Items from a data source:
^^^^^^^^^^^^^^^^

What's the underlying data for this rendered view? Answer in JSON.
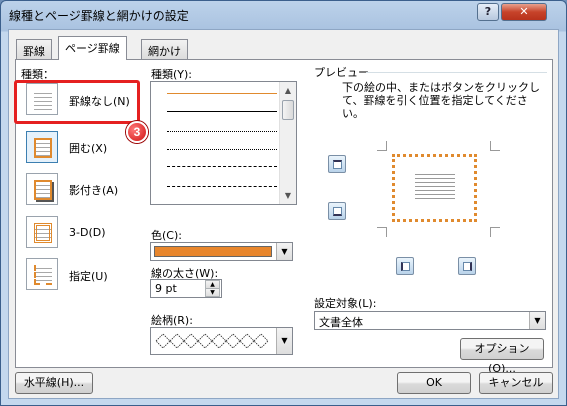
{
  "window": {
    "title": "線種とページ罫線と網かけの設定",
    "help": "?",
    "close": "✕"
  },
  "tabs": [
    {
      "label": "罫線"
    },
    {
      "label": "ページ罫線"
    },
    {
      "label": "網かけ"
    }
  ],
  "setting": {
    "label": "種類：",
    "options": [
      {
        "label": "罫線なし(N)",
        "icon": "no-border-icon"
      },
      {
        "label": "囲む(X)",
        "icon": "box-border-icon"
      },
      {
        "label": "影付き(A)",
        "icon": "shadow-border-icon"
      },
      {
        "label": "3-D(D)",
        "icon": "3d-border-icon"
      },
      {
        "label": "指定(U)",
        "icon": "custom-border-icon"
      }
    ]
  },
  "callout": {
    "step": "3",
    "color": "#e52020"
  },
  "style": {
    "label": "種類(Y):"
  },
  "color": {
    "label": "色(C):",
    "value": "#e8862c"
  },
  "width": {
    "label": "線の太さ(W):",
    "value": "9 pt"
  },
  "art": {
    "label": "絵柄(R):"
  },
  "preview": {
    "label": "プレビュー",
    "instruction": "下の絵の中、またはボタンをクリックして、罫線を引く位置を指定してください。",
    "border_color": "#e08a2e"
  },
  "apply_to": {
    "label": "設定対象(L):",
    "value": "文書全体"
  },
  "buttons": {
    "options": "オプション(O)...",
    "horizontal_line": "水平線(H)...",
    "ok": "OK",
    "cancel": "キャンセル"
  }
}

^^^^^^^^^^^^^^^^

Problem requirements —
Make a word-for-word copy of the entries, without any pictures.

Correct response —
What's the underlying data for this rendered view? Answer in JSON.
{
  "window": {
    "title": "線種とページ罫線と網かけの設定",
    "help": "?",
    "close": "✕"
  },
  "tabs": [
    {
      "label": "罫線"
    },
    {
      "label": "ページ罫線"
    },
    {
      "label": "網かけ"
    }
  ],
  "setting": {
    "label": "種類：",
    "options": [
      {
        "label": "罫線なし(N)",
        "icon": "no-border-icon"
      },
      {
        "label": "囲む(X)",
        "icon": "box-border-icon"
      },
      {
        "label": "影付き(A)",
        "icon": "shadow-border-icon"
      },
      {
        "label": "3-D(D)",
        "icon": "3d-border-icon"
      },
      {
        "label": "指定(U)",
        "icon": "custom-border-icon"
      }
    ]
  },
  "callout": {
    "step": "3",
    "color": "#e52020"
  },
  "style": {
    "label": "種類(Y):"
  },
  "color": {
    "label": "色(C):",
    "value": "#e8862c"
  },
  "width": {
    "label": "線の太さ(W):",
    "value": "9 pt"
  },
  "art": {
    "label": "絵柄(R):"
  },
  "preview": {
    "label": "プレビュー",
    "instruction": "下の絵の中、またはボタンをクリックして、罫線を引く位置を指定してください。",
    "border_color": "#e08a2e"
  },
  "apply_to": {
    "label": "設定対象(L):",
    "value": "文書全体"
  },
  "buttons": {
    "options": "オプション(O)...",
    "horizontal_line": "水平線(H)...",
    "ok": "OK",
    "cancel": "キャンセル"
  }
}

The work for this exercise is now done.